## RECORDS TO PROCESS

Begin

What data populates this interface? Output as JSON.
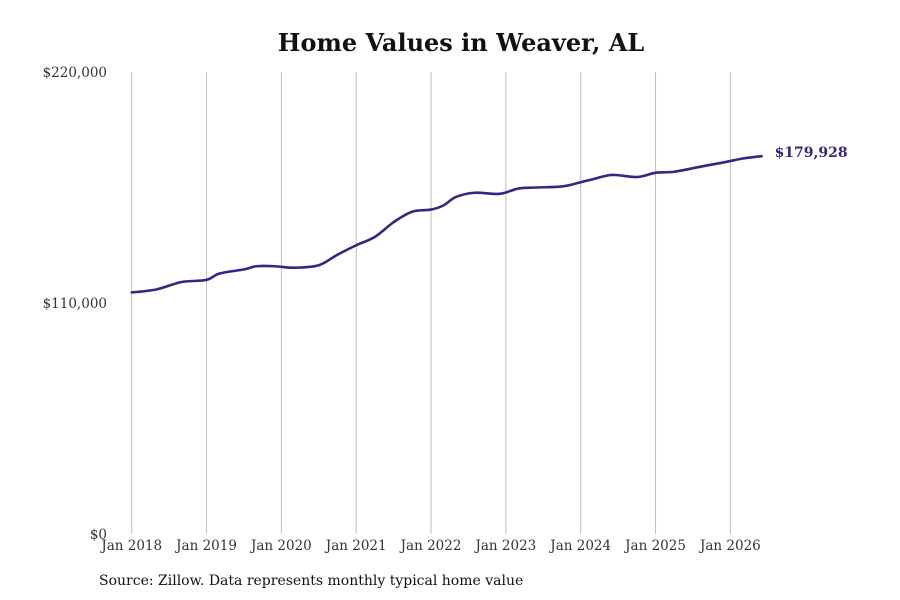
{
  "chart_data": {
    "type": "line",
    "title": "Home Values in Weaver, AL",
    "xlabel": "",
    "ylabel": "",
    "ylim": [
      0,
      220000
    ],
    "y_ticks": [
      {
        "value": 0,
        "label": "$0"
      },
      {
        "value": 110000,
        "label": "$110,000"
      },
      {
        "value": 220000,
        "label": "$220,000"
      }
    ],
    "x_ticks": [
      {
        "value": 2018.0,
        "label": "Jan 2018"
      },
      {
        "value": 2019.0,
        "label": "Jan 2019"
      },
      {
        "value": 2020.0,
        "label": "Jan 2020"
      },
      {
        "value": 2021.0,
        "label": "Jan 2021"
      },
      {
        "value": 2022.0,
        "label": "Jan 2022"
      },
      {
        "value": 2023.0,
        "label": "Jan 2023"
      },
      {
        "value": 2024.0,
        "label": "Jan 2024"
      },
      {
        "value": 2025.0,
        "label": "Jan 2025"
      },
      {
        "value": 2026.0,
        "label": "Jan 2026"
      }
    ],
    "xlim": [
      2017.83,
      2026.73
    ],
    "grid": "vertical",
    "line_color": "#2e2a82",
    "series": [
      {
        "x": [
          2018.0,
          2018.333,
          2018.667,
          2019.0,
          2019.167,
          2019.5,
          2019.667,
          2019.917,
          2020.167,
          2020.5,
          2020.75,
          2021.0,
          2021.25,
          2021.5,
          2021.75,
          2022.0,
          2022.167,
          2022.333,
          2022.583,
          2022.917,
          2023.167,
          2023.417,
          2023.75,
          2024.0,
          2024.167,
          2024.417,
          2024.75,
          2025.0,
          2025.25,
          2025.583,
          2025.917,
          2026.167,
          2026.417
        ],
        "values": [
          115000,
          116500,
          120000,
          121000,
          124000,
          126000,
          127500,
          127500,
          126800,
          128000,
          133000,
          137500,
          141500,
          148500,
          153500,
          154500,
          156500,
          160500,
          162500,
          162000,
          164500,
          165000,
          165500,
          167500,
          169000,
          171000,
          170000,
          172000,
          172500,
          174800,
          177000,
          178800,
          179928
        ]
      }
    ],
    "end_label": "$179,928"
  },
  "source": "Source: Zillow. Data represents monthly typical home value"
}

End

## EXERCISE
Repeat all of the data above word for word, minus the pictures.

## COMPLETED TASK
What data populates this interface? Output as JSON.
{
  "chart_data": {
    "type": "line",
    "title": "Home Values in Weaver, AL",
    "xlabel": "",
    "ylabel": "",
    "ylim": [
      0,
      220000
    ],
    "y_ticks": [
      {
        "value": 0,
        "label": "$0"
      },
      {
        "value": 110000,
        "label": "$110,000"
      },
      {
        "value": 220000,
        "label": "$220,000"
      }
    ],
    "x_ticks": [
      {
        "value": 2018.0,
        "label": "Jan 2018"
      },
      {
        "value": 2019.0,
        "label": "Jan 2019"
      },
      {
        "value": 2020.0,
        "label": "Jan 2020"
      },
      {
        "value": 2021.0,
        "label": "Jan 2021"
      },
      {
        "value": 2022.0,
        "label": "Jan 2022"
      },
      {
        "value": 2023.0,
        "label": "Jan 2023"
      },
      {
        "value": 2024.0,
        "label": "Jan 2024"
      },
      {
        "value": 2025.0,
        "label": "Jan 2025"
      },
      {
        "value": 2026.0,
        "label": "Jan 2026"
      }
    ],
    "xlim": [
      2017.83,
      2026.73
    ],
    "grid": "vertical",
    "line_color": "#2e2a82",
    "series": [
      {
        "x": [
          2018.0,
          2018.333,
          2018.667,
          2019.0,
          2019.167,
          2019.5,
          2019.667,
          2019.917,
          2020.167,
          2020.5,
          2020.75,
          2021.0,
          2021.25,
          2021.5,
          2021.75,
          2022.0,
          2022.167,
          2022.333,
          2022.583,
          2022.917,
          2023.167,
          2023.417,
          2023.75,
          2024.0,
          2024.167,
          2024.417,
          2024.75,
          2025.0,
          2025.25,
          2025.583,
          2025.917,
          2026.167,
          2026.417
        ],
        "values": [
          115000,
          116500,
          120000,
          121000,
          124000,
          126000,
          127500,
          127500,
          126800,
          128000,
          133000,
          137500,
          141500,
          148500,
          153500,
          154500,
          156500,
          160500,
          162500,
          162000,
          164500,
          165000,
          165500,
          167500,
          169000,
          171000,
          170000,
          172000,
          172500,
          174800,
          177000,
          178800,
          179928
        ]
      }
    ],
    "end_label": "$179,928"
  },
  "source": "Source: Zillow. Data represents monthly typical home value"
}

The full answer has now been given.